## WRITTEN REQUEST
Write each line out exactly, leaving none out.

******************************

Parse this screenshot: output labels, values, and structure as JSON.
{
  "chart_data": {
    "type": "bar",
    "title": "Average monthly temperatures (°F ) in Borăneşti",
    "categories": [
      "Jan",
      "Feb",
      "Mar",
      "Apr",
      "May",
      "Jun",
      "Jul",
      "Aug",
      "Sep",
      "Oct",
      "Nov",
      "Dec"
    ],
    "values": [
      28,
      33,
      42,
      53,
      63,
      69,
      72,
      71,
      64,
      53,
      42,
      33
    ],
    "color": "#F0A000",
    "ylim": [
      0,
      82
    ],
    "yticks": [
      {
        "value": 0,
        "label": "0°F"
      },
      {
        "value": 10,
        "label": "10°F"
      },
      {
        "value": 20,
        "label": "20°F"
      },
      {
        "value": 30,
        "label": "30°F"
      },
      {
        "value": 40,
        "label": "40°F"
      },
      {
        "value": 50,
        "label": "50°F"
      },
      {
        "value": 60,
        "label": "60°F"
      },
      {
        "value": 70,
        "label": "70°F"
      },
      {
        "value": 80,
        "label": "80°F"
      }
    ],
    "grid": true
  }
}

******************************

## FULL SOLUTION
Parse this screenshot: output labels, values, and structure as JSON.
{
  "chart_data": {
    "type": "bar",
    "title": "Average monthly temperatures (°F ) in Borăneşti",
    "categories": [
      "Jan",
      "Feb",
      "Mar",
      "Apr",
      "May",
      "Jun",
      "Jul",
      "Aug",
      "Sep",
      "Oct",
      "Nov",
      "Dec"
    ],
    "values": [
      28,
      33,
      42,
      53,
      63,
      69,
      72,
      71,
      64,
      53,
      42,
      33
    ],
    "color": "#F0A000",
    "ylim": [
      0,
      82
    ],
    "yticks": [
      {
        "value": 0,
        "label": "0°F"
      },
      {
        "value": 10,
        "label": "10°F"
      },
      {
        "value": 20,
        "label": "20°F"
      },
      {
        "value": 30,
        "label": "30°F"
      },
      {
        "value": 40,
        "label": "40°F"
      },
      {
        "value": 50,
        "label": "50°F"
      },
      {
        "value": 60,
        "label": "60°F"
      },
      {
        "value": 70,
        "label": "70°F"
      },
      {
        "value": 80,
        "label": "80°F"
      }
    ],
    "grid": true
  }
}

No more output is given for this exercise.